Requirements |
Find the string "Caregiver" in the entries and copy each line that has it.

------ Task material

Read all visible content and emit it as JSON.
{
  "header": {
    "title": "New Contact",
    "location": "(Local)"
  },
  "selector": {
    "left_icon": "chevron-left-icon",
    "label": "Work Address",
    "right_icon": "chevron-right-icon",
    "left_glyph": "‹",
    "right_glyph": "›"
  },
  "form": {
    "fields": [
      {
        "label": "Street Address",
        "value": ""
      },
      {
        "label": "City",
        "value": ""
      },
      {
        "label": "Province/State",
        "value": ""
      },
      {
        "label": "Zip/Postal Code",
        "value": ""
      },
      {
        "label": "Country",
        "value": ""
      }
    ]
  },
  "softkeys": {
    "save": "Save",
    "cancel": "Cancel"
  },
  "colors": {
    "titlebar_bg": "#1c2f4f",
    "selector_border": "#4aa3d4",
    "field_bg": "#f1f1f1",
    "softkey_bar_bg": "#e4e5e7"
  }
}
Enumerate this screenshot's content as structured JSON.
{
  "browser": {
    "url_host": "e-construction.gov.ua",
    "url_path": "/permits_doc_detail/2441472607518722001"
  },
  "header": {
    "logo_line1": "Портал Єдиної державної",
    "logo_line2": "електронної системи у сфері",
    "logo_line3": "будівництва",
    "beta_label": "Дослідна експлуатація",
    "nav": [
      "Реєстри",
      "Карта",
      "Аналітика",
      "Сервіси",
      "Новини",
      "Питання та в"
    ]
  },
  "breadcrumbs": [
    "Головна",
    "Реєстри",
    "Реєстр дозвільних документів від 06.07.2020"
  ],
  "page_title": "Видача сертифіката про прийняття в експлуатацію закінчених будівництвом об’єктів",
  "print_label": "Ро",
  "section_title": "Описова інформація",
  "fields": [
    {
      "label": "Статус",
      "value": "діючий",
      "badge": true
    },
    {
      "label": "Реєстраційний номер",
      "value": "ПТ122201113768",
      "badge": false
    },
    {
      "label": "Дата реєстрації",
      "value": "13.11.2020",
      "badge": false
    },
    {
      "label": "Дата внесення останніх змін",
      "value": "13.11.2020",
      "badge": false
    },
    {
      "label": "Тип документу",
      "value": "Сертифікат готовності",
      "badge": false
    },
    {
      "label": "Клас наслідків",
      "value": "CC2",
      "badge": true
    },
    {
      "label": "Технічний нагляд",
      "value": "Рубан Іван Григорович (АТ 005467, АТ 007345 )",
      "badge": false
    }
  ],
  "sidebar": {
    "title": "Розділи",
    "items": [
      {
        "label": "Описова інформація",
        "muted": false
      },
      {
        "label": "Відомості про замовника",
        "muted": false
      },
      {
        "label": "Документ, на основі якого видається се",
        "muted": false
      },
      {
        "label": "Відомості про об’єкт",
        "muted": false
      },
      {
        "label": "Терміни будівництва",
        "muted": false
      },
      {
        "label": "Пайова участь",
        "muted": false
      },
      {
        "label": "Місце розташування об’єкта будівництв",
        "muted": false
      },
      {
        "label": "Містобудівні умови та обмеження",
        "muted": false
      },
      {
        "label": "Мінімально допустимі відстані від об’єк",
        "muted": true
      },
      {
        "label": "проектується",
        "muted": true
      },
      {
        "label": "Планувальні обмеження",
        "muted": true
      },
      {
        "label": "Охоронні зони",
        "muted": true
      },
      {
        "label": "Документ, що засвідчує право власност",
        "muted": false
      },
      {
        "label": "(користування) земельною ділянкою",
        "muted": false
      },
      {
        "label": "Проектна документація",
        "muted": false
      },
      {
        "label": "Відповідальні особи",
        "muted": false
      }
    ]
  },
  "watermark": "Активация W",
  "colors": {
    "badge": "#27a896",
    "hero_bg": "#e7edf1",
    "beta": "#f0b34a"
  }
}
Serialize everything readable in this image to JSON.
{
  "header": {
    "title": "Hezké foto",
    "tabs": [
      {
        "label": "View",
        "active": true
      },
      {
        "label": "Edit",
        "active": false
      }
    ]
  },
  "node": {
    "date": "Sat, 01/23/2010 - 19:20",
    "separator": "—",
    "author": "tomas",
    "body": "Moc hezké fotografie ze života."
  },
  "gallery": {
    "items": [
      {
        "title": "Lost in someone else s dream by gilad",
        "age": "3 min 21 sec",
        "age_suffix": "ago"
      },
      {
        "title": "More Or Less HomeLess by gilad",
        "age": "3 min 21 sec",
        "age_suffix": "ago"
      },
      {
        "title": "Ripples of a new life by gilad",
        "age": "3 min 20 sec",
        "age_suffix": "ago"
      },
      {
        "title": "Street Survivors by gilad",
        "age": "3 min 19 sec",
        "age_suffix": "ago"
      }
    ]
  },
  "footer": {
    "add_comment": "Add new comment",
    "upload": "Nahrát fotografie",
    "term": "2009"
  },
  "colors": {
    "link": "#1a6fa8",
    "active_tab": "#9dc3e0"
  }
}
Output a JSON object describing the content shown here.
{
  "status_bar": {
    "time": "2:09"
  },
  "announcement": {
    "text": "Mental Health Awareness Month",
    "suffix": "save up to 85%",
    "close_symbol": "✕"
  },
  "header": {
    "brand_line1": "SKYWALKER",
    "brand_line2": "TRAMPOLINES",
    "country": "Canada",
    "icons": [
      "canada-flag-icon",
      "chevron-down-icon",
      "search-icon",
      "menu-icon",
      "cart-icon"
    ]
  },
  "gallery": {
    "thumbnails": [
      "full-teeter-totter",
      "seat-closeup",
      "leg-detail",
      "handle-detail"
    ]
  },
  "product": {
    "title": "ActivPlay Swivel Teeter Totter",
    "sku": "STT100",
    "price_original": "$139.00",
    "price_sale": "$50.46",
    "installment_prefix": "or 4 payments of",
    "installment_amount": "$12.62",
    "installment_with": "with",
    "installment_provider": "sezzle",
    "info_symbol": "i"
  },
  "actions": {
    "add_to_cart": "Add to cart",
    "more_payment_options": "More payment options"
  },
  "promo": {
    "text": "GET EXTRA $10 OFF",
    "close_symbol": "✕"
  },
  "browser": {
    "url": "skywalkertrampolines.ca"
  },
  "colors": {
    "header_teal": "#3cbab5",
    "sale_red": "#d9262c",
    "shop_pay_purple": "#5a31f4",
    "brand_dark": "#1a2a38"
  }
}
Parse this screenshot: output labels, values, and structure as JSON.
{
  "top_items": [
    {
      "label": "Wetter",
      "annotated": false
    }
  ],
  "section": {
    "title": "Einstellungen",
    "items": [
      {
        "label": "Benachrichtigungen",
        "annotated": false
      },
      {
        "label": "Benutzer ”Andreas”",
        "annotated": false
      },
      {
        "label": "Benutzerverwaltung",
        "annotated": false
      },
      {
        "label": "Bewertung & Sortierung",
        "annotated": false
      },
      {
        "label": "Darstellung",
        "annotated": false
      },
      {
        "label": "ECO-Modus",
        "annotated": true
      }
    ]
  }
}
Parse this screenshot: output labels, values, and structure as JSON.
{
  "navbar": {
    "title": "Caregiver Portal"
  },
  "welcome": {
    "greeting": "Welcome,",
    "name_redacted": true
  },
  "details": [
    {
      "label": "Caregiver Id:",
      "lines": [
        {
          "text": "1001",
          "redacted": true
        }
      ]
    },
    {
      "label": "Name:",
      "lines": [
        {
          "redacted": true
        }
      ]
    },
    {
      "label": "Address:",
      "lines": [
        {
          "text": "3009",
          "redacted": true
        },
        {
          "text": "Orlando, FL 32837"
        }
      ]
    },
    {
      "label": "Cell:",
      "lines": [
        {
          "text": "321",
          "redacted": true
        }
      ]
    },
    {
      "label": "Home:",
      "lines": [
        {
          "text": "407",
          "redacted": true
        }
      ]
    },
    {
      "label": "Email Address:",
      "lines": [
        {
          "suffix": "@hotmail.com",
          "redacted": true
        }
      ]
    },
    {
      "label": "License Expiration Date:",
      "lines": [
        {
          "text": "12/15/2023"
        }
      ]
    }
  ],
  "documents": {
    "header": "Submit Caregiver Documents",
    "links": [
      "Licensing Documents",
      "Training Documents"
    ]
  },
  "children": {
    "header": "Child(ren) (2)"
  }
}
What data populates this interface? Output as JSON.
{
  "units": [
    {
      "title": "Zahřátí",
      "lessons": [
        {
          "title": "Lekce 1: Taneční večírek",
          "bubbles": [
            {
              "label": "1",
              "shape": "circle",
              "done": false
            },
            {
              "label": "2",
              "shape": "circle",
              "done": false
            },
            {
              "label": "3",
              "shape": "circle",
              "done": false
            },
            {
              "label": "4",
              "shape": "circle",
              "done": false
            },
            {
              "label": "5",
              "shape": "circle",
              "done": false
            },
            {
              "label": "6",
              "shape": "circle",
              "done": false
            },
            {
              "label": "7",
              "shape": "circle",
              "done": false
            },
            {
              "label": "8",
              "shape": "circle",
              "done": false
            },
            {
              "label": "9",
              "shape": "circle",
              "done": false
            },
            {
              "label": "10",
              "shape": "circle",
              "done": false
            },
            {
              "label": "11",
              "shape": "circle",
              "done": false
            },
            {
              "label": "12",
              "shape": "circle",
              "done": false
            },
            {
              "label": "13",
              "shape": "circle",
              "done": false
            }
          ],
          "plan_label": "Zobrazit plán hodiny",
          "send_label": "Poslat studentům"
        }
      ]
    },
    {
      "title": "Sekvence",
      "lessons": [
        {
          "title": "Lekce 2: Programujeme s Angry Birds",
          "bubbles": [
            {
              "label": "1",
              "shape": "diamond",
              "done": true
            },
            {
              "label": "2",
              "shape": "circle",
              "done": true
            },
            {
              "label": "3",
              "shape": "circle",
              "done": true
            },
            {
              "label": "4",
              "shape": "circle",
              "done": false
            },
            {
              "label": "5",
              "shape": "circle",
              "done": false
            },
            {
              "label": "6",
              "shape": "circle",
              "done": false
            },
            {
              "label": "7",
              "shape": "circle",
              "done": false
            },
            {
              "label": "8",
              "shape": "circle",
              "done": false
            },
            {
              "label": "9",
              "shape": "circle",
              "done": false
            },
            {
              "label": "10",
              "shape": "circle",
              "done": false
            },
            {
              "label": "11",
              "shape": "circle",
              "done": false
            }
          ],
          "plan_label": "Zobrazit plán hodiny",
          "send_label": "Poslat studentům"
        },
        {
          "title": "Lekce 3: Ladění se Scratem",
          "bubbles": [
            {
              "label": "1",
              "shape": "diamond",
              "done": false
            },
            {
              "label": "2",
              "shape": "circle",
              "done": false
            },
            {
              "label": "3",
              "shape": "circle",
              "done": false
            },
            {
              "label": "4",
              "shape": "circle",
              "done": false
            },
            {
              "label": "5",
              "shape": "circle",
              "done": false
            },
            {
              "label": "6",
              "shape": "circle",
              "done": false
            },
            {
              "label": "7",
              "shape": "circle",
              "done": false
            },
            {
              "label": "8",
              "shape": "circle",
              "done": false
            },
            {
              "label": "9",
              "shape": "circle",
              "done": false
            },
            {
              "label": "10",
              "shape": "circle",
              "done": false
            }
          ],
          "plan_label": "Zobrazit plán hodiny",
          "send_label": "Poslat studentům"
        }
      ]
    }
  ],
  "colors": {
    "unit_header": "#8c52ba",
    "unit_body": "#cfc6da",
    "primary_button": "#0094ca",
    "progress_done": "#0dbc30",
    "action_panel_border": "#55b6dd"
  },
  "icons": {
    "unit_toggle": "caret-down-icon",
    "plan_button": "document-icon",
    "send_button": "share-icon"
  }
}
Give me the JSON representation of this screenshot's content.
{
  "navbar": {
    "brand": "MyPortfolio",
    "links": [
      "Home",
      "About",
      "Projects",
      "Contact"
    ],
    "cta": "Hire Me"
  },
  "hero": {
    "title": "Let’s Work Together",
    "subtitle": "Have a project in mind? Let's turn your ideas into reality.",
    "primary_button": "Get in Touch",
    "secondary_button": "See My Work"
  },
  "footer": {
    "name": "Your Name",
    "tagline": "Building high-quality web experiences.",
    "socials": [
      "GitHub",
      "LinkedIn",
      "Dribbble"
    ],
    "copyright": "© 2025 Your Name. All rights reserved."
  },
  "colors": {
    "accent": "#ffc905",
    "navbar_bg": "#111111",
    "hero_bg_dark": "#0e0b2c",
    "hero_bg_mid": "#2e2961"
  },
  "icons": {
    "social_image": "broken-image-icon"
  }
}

------------

Written answer |
    "title": "Caregiver Portal"
      "label": "Caregiver Id:",
    "header": "Submit Caregiver Documents",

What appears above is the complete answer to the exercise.